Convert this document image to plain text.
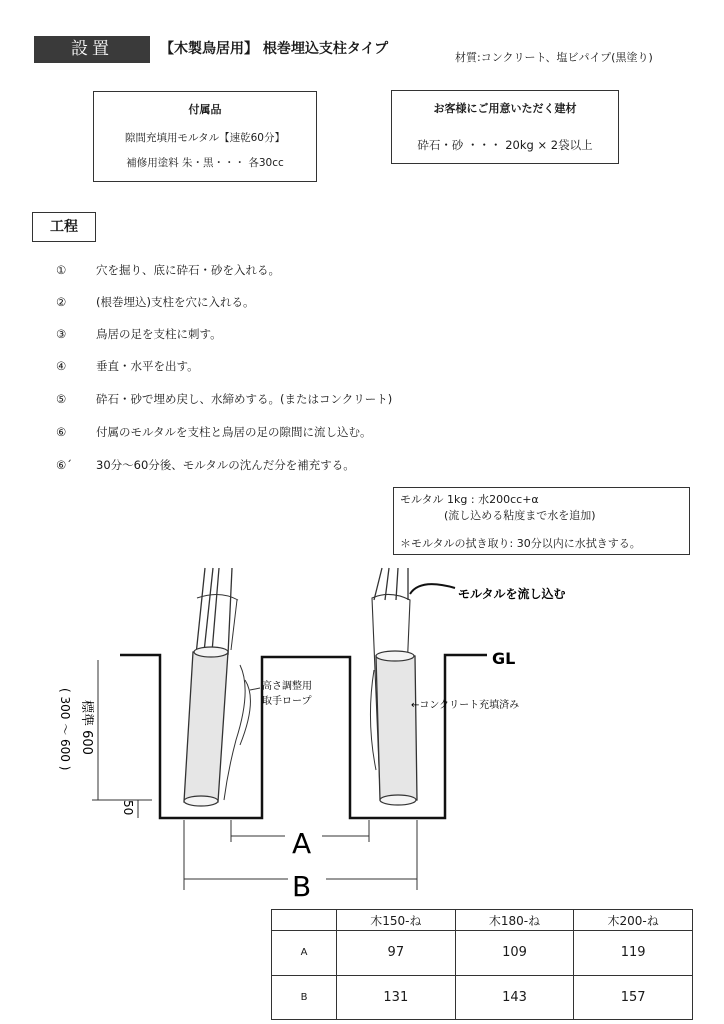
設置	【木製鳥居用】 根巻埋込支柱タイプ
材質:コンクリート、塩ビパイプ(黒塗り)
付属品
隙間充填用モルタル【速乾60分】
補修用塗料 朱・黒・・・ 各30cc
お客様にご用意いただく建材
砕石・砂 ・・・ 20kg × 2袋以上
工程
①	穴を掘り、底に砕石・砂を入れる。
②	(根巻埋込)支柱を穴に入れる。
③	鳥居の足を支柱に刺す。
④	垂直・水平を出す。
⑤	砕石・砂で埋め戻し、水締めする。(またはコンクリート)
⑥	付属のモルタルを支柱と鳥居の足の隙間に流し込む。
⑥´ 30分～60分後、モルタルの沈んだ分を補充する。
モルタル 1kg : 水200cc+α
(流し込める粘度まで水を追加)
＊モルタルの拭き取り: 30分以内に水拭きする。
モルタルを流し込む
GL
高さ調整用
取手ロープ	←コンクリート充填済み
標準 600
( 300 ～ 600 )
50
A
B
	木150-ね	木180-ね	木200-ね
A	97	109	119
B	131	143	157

-------------------------

== GIVEN INSTRUCTION ==
From the listing above, print every entry precisely and drop the pictures.

== EXERCISE SOLUTION ==
Convert this document image to plain text.
設置	【木製鳥居用】 根巻埋込支柱タイプ
材質:コンクリート、塩ビパイプ(黒塗り)
付属品
隙間充填用モルタル【速乾60分】
補修用塗料 朱・黒・・・ 各30cc
お客様にご用意いただく建材
砕石・砂 ・・・ 20kg × 2袋以上
工程
①	穴を掘り、底に砕石・砂を入れる。
②	(根巻埋込)支柱を穴に入れる。
③	鳥居の足を支柱に刺す。
④	垂直・水平を出す。
⑤	砕石・砂で埋め戻し、水締めする。(またはコンクリート)
⑥	付属のモルタルを支柱と鳥居の足の隙間に流し込む。
⑥´ 30分～60分後、モルタルの沈んだ分を補充する。
モルタル 1kg : 水200cc+α
(流し込める粘度まで水を追加)
＊モルタルの拭き取り: 30分以内に水拭きする。
モルタルを流し込む
GL
高さ調整用
取手ロープ	←コンクリート充填済み
標準 600
( 300 ～ 600 )
50
A
B
	木150-ね	木180-ね	木200-ね
A	97	109	119
B	131	143	157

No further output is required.